- Problem details
Below are records to repeat exactly. Omit the pictures from the copy.

- Material supplied

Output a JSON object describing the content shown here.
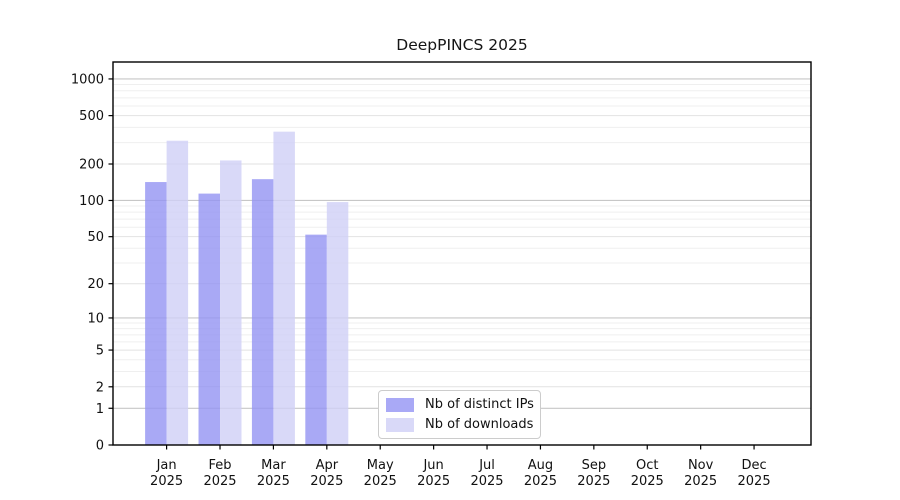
{
  "figure": {
    "title": "DeepPINCS 2025",
    "year_label": "2025"
  },
  "chart_data": {
    "type": "bar",
    "title": "DeepPINCS 2025",
    "categories": [
      "Jan",
      "Feb",
      "Mar",
      "Apr",
      "May",
      "Jun",
      "Jul",
      "Aug",
      "Sep",
      "Oct",
      "Nov",
      "Dec"
    ],
    "category_year": "2025",
    "series": [
      {
        "name": "Nb of distinct IPs",
        "color": "#9494f3",
        "opacity": 0.8,
        "legend_color": "#a9a9f6",
        "values": [
          142,
          114,
          150,
          52,
          0,
          0,
          0,
          0,
          0,
          0,
          0,
          0
        ]
      },
      {
        "name": "Nb of downloads",
        "color": "#cfcff6",
        "opacity": 0.8,
        "legend_color": "#d9d9f8",
        "values": [
          311,
          214,
          369,
          97,
          0,
          0,
          0,
          0,
          0,
          0,
          0,
          0
        ]
      }
    ],
    "xlabel": "",
    "ylabel": "",
    "y_scale": "log10(value+1)",
    "y_ticks": [
      0,
      1,
      2,
      5,
      10,
      20,
      50,
      100,
      200,
      500,
      1000
    ],
    "y_minor_gridlines": [
      3,
      4,
      6,
      7,
      8,
      9,
      30,
      40,
      60,
      70,
      80,
      90,
      300,
      400,
      600,
      700,
      800,
      900
    ],
    "y_power10_gridlines": [
      1,
      10,
      100,
      1000
    ],
    "ylim": [
      0,
      1380
    ],
    "grid": "horizontal",
    "legend_position": "lower-center-right-inside",
    "colors": {
      "grid_minor": "#efefef",
      "grid_major": "#e2e2e2",
      "grid_power10": "#c7c7c7",
      "frame": "#000000",
      "tick_label": "#111111"
    }
  }
}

- Result
Output a JSON object describing the content shown here.
{
  "figure": {
    "title": "DeepPINCS 2025",
    "year_label": "2025"
  },
  "chart_data": {
    "type": "bar",
    "title": "DeepPINCS 2025",
    "categories": [
      "Jan",
      "Feb",
      "Mar",
      "Apr",
      "May",
      "Jun",
      "Jul",
      "Aug",
      "Sep",
      "Oct",
      "Nov",
      "Dec"
    ],
    "category_year": "2025",
    "series": [
      {
        "name": "Nb of distinct IPs",
        "color": "#9494f3",
        "opacity": 0.8,
        "legend_color": "#a9a9f6",
        "values": [
          142,
          114,
          150,
          52,
          0,
          0,
          0,
          0,
          0,
          0,
          0,
          0
        ]
      },
      {
        "name": "Nb of downloads",
        "color": "#cfcff6",
        "opacity": 0.8,
        "legend_color": "#d9d9f8",
        "values": [
          311,
          214,
          369,
          97,
          0,
          0,
          0,
          0,
          0,
          0,
          0,
          0
        ]
      }
    ],
    "xlabel": "",
    "ylabel": "",
    "y_scale": "log10(value+1)",
    "y_ticks": [
      0,
      1,
      2,
      5,
      10,
      20,
      50,
      100,
      200,
      500,
      1000
    ],
    "y_minor_gridlines": [
      3,
      4,
      6,
      7,
      8,
      9,
      30,
      40,
      60,
      70,
      80,
      90,
      300,
      400,
      600,
      700,
      800,
      900
    ],
    "y_power10_gridlines": [
      1,
      10,
      100,
      1000
    ],
    "ylim": [
      0,
      1380
    ],
    "grid": "horizontal",
    "legend_position": "lower-center-right-inside",
    "colors": {
      "grid_minor": "#efefef",
      "grid_major": "#e2e2e2",
      "grid_power10": "#c7c7c7",
      "frame": "#000000",
      "tick_label": "#111111"
    }
  }
}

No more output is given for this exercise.